Start Excerpted data

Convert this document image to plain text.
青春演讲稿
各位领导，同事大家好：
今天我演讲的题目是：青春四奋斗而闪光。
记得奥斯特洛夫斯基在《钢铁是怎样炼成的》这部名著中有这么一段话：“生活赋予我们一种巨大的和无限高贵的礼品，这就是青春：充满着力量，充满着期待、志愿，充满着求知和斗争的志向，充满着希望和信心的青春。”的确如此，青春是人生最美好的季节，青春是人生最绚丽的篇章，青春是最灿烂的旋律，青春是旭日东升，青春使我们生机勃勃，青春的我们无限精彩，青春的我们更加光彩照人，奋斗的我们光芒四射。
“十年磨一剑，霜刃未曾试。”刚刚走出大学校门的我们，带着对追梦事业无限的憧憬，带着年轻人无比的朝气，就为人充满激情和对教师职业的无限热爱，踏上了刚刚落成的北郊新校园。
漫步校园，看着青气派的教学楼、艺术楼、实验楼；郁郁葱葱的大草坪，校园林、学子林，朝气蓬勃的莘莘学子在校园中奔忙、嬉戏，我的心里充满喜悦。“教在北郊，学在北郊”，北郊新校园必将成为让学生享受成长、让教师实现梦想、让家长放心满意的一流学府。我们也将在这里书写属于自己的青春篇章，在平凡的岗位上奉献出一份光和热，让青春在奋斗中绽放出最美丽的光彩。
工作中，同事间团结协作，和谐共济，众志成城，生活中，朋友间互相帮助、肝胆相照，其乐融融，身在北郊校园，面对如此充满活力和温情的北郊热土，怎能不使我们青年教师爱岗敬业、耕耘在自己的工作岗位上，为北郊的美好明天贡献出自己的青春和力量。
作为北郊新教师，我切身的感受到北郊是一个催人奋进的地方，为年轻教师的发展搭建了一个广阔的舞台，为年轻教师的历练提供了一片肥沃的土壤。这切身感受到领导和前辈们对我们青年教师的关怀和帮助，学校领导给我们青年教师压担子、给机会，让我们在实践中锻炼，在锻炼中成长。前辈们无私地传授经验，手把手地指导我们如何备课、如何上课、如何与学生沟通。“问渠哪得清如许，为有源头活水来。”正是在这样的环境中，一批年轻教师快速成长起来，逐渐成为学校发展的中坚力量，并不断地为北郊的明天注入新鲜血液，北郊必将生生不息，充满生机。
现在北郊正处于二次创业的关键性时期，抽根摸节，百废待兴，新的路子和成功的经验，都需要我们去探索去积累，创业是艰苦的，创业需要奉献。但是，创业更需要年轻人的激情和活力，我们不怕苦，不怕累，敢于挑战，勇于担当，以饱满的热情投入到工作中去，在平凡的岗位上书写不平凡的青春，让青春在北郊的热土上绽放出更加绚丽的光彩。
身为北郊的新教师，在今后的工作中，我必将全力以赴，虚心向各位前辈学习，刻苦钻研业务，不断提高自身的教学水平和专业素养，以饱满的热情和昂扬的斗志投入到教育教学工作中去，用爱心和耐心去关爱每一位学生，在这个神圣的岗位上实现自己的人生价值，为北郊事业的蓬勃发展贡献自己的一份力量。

End Excerpted data
Start Excerpted data

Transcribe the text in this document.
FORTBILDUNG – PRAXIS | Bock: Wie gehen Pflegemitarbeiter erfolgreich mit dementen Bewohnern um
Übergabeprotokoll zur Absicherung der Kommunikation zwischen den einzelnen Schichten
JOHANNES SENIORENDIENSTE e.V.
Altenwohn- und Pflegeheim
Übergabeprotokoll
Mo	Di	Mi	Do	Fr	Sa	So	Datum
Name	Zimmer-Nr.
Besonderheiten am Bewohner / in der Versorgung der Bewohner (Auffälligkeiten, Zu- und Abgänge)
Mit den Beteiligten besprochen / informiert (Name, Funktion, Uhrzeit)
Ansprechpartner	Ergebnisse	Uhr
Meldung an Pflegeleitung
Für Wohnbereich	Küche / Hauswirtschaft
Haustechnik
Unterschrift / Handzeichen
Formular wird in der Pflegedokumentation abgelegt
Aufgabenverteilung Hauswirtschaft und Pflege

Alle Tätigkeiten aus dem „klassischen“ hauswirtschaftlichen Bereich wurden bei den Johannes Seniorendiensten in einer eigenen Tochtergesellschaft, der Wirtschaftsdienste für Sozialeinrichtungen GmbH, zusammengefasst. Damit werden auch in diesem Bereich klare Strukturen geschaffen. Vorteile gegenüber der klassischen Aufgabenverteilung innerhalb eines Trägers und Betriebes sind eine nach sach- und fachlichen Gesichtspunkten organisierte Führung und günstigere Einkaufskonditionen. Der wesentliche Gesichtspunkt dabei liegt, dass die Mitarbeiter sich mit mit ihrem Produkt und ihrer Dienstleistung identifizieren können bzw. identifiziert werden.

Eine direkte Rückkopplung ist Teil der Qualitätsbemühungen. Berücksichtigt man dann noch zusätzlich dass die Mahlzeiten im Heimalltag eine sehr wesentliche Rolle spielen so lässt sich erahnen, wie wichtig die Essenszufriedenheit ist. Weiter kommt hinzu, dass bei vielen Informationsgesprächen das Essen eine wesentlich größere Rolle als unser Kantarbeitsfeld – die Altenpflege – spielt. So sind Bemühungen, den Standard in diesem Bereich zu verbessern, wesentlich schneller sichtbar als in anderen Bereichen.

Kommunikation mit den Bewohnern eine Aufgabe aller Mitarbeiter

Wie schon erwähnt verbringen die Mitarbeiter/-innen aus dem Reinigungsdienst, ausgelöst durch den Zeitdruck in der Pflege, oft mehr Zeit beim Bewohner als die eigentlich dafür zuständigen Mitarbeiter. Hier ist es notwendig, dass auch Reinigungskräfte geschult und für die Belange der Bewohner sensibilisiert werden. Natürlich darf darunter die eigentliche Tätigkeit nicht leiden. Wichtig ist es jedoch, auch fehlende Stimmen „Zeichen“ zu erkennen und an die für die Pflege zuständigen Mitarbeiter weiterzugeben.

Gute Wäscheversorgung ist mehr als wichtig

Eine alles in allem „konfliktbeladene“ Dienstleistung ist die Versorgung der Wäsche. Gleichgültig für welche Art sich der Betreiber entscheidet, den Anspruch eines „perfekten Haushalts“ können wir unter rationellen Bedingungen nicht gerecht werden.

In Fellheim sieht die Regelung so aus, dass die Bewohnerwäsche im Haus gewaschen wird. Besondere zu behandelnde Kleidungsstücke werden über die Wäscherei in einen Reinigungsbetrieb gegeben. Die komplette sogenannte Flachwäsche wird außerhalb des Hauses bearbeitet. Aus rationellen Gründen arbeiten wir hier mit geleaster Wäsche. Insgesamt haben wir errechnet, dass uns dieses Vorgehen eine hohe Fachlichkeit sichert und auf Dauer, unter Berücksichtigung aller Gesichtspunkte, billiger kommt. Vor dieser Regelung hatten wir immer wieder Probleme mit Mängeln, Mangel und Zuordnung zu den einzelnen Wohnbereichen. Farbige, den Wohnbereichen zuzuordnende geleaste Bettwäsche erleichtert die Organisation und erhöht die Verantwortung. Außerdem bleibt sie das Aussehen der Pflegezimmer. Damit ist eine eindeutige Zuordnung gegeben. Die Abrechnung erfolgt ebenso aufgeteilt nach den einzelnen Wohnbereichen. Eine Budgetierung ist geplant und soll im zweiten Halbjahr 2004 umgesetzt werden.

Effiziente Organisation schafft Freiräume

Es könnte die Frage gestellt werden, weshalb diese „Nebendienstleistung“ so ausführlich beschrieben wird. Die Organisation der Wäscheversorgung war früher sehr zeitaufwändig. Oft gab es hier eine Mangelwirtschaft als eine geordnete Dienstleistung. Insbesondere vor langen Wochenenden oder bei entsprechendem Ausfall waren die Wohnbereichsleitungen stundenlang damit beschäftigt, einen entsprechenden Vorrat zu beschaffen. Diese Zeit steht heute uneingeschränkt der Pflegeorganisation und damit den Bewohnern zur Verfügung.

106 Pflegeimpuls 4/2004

End Excerpted data

=== Task brief ===
Spot every line that holds "Name" and copy it.

=== Result of the task ===
Name	Zimmer-Nr.
Mit den Beteiligten besprochen / informiert (Name, Funktion, Uhrzeit)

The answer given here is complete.